> _PROVIDED TEXT_:
In the past week, stock market returns around the world were varied, to say the least, e.g.,
XJO -0.02%. SP500 +1.31%. European STOXX600 -0.21%. Japanese Nikkei
+1.93%. Not much correlation in those numbers.
STW Daily Chart (STW is an ETF which tracks the XJO)
This week, the ASX has been in consolidation mode. The Chart is sitting right at the Point of Control, the price zone where the most volume has occurred, i.e., the bulls and bears are in balance at that level. So this could go either way.
While the XJO (and STW) remain below the 200-Day MA and the Kumo Cloud, I'll presume that the index has been in a counter trend rally.
Volume has been dropping this week, so there hasn't been enough power to force the Index higher.
Indicators, except for volume based ones, remain bullish, so another upside impulse move could be in the offing if volume picks up.
SP500 Daily
SP500 had a great day on Friday, up +1.56%, completely reversing the Powell inspired drop on Thursday of -0.81%.
That should flow on to Australia on Monday. Friday night Oz Futures were up +0.34.

(Items in a dataset)
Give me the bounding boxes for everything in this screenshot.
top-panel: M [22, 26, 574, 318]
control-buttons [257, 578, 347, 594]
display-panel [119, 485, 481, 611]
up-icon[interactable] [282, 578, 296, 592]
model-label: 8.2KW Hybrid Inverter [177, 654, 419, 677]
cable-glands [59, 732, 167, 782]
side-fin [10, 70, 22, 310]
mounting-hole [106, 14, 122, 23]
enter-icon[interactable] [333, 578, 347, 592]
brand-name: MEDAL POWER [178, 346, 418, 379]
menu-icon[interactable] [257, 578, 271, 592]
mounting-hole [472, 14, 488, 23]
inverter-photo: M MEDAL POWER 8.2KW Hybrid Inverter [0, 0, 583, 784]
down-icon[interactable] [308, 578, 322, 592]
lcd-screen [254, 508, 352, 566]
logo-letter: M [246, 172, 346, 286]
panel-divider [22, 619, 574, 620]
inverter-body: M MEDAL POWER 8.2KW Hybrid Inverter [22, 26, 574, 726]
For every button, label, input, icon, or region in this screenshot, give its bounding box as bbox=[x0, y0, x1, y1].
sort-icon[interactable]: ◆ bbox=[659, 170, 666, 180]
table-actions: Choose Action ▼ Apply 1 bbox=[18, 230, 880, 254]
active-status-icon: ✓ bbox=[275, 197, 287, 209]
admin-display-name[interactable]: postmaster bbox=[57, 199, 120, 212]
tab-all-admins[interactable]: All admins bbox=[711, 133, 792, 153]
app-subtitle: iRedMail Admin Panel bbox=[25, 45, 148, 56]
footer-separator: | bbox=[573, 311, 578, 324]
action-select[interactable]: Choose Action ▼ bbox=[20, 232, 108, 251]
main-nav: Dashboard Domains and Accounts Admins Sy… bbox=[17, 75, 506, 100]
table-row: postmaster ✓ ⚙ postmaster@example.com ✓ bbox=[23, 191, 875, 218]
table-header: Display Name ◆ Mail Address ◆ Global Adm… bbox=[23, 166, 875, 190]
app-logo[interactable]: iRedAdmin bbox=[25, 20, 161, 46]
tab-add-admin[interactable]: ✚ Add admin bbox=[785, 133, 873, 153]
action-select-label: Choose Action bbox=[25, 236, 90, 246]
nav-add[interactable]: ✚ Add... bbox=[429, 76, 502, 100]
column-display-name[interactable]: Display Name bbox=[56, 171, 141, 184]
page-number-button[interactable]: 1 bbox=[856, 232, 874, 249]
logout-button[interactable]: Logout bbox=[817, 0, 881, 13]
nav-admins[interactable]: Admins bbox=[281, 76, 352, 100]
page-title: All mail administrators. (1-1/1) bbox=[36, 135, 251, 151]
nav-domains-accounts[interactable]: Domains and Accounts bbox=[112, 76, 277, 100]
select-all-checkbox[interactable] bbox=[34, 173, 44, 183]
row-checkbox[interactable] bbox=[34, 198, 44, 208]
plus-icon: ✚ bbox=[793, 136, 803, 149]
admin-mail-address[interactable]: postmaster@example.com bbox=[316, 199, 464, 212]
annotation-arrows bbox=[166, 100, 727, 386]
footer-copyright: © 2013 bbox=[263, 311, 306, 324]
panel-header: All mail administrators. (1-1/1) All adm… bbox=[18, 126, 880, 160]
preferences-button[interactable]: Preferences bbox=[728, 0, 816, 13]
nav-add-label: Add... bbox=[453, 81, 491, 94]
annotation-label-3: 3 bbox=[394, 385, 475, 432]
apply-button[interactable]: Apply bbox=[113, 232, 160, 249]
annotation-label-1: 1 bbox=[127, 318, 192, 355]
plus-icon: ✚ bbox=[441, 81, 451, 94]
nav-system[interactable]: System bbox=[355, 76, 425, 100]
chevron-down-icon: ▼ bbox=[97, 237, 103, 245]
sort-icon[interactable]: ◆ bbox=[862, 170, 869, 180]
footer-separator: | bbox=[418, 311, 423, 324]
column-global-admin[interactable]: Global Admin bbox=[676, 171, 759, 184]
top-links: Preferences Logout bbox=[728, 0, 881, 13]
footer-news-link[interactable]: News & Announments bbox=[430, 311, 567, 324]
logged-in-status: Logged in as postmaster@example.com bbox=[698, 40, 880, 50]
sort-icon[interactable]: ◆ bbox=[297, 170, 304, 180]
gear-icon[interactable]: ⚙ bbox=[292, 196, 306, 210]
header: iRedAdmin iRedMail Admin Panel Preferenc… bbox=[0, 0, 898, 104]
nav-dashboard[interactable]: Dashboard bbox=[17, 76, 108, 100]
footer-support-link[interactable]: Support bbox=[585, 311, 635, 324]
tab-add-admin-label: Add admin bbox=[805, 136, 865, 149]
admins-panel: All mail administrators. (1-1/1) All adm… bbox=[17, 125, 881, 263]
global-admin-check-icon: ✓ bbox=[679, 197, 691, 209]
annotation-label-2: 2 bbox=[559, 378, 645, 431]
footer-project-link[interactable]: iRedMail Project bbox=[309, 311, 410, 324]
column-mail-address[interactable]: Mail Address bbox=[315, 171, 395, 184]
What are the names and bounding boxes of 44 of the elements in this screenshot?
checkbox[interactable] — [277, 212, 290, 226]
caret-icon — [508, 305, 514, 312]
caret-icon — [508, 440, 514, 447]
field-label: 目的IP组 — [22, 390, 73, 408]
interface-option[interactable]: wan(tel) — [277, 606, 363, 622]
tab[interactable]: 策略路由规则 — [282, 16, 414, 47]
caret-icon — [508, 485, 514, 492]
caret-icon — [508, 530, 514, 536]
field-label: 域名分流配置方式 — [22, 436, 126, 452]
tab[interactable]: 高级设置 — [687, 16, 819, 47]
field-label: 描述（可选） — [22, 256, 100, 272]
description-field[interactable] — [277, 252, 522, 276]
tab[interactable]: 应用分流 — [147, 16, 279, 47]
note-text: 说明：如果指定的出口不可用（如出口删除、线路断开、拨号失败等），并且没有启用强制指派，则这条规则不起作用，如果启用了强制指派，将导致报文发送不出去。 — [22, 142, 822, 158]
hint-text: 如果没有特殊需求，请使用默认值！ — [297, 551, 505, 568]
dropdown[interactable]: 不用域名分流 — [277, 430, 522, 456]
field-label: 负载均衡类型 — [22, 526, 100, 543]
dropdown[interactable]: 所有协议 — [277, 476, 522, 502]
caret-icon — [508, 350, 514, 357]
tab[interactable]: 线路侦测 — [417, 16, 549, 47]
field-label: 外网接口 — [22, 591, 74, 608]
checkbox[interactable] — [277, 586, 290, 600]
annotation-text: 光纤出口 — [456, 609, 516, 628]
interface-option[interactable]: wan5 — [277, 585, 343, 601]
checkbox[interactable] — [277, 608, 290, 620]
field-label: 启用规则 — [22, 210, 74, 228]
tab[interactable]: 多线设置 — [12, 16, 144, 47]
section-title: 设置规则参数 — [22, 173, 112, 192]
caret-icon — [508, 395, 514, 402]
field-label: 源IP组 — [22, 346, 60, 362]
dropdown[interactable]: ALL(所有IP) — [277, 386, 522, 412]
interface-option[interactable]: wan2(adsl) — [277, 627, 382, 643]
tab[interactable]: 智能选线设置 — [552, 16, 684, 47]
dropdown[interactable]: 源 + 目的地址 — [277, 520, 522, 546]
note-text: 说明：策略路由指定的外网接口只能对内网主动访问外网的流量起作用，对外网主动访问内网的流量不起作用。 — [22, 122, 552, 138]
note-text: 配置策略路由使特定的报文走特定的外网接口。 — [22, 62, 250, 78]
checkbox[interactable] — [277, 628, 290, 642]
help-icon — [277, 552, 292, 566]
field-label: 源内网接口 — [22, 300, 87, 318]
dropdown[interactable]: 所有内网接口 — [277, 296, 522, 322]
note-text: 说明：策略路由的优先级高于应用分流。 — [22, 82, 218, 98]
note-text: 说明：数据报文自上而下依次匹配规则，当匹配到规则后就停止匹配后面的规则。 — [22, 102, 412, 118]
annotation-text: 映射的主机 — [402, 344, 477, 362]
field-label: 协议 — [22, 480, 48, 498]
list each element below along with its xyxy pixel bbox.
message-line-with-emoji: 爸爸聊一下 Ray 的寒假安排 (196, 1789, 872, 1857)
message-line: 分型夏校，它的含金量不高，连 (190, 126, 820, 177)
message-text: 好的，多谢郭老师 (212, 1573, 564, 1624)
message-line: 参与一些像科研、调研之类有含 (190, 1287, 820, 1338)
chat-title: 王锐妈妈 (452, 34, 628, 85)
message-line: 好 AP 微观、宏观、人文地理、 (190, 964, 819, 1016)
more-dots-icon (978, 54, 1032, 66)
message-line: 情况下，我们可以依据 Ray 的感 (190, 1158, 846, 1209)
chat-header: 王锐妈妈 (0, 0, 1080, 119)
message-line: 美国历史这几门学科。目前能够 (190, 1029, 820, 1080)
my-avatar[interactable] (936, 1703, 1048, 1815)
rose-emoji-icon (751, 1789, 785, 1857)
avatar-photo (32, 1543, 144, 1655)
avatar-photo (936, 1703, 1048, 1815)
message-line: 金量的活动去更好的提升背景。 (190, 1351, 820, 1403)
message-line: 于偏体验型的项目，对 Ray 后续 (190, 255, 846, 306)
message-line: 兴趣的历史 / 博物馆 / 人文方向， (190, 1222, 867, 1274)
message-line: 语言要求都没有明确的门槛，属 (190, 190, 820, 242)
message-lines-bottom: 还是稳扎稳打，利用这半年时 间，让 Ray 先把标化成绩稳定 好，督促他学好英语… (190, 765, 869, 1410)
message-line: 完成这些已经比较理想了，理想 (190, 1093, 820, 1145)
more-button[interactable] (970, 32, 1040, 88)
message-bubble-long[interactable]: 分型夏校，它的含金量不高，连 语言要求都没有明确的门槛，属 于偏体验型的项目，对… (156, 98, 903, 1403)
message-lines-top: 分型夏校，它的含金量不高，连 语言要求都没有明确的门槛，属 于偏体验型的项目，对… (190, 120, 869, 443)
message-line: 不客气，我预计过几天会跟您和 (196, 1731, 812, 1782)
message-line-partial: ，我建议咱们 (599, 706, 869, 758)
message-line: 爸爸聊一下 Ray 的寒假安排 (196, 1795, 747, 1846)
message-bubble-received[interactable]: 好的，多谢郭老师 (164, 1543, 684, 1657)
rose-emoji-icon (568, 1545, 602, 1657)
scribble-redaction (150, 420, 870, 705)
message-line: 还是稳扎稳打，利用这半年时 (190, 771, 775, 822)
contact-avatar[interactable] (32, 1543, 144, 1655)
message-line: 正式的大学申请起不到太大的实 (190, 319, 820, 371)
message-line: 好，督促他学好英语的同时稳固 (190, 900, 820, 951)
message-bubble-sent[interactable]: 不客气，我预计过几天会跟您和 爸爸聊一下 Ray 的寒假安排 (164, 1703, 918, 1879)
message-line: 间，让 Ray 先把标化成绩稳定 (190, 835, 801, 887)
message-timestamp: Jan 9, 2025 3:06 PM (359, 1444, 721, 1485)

> _PROBLEM_: In the market commentary, how is the Point of Control defined?

> _THE RESULT_: It is the price zone where the most volume has occurred.